= Data excerpts =
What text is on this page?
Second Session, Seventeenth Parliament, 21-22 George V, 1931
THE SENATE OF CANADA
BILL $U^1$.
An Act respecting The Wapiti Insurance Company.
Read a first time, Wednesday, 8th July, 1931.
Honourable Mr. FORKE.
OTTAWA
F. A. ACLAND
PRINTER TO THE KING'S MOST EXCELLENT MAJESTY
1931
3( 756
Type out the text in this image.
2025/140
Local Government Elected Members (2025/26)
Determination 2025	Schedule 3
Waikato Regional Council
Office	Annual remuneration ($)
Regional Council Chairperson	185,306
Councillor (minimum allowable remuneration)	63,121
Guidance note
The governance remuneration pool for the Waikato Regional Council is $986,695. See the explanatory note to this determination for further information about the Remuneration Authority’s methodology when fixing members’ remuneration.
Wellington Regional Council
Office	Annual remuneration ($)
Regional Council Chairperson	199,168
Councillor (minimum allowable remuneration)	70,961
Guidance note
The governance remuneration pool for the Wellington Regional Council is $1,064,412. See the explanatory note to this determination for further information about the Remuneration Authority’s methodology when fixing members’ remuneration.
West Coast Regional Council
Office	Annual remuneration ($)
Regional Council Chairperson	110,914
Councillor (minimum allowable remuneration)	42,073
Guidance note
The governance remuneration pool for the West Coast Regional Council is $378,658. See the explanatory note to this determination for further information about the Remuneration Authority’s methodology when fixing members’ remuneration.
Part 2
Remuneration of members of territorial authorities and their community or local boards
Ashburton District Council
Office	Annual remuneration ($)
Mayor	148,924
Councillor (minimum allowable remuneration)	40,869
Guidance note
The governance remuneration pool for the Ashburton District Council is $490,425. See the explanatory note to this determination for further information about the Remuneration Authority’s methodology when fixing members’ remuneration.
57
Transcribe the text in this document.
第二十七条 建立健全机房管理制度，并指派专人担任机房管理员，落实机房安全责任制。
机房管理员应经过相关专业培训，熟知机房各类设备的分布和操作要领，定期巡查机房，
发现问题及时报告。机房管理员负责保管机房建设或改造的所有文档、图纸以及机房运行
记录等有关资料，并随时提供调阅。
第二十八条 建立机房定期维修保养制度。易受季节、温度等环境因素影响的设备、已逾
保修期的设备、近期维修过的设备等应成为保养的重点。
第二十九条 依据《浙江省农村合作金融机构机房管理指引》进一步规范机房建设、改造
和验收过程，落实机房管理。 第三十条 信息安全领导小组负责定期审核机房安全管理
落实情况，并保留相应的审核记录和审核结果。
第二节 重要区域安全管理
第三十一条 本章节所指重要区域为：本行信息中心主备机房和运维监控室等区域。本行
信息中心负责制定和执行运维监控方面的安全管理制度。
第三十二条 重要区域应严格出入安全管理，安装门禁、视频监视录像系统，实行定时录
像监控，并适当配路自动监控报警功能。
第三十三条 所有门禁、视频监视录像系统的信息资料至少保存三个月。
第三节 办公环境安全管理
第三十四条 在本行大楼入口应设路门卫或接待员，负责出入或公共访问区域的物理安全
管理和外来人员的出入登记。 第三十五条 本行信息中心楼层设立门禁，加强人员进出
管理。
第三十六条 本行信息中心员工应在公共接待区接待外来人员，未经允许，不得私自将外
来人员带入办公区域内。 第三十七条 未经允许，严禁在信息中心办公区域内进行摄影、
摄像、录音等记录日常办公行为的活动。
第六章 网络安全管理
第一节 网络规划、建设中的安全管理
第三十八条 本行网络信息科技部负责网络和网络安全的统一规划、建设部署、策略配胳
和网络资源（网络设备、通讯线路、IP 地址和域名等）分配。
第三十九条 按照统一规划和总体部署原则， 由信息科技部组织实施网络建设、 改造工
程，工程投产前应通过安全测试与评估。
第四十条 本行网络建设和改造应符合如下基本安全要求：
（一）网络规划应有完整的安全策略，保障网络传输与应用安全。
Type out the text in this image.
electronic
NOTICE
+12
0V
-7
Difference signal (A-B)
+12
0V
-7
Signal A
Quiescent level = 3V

= What to work on =
Give the count of lines in the records that contain "Wellington", and no other text.

= Reply to the task =
2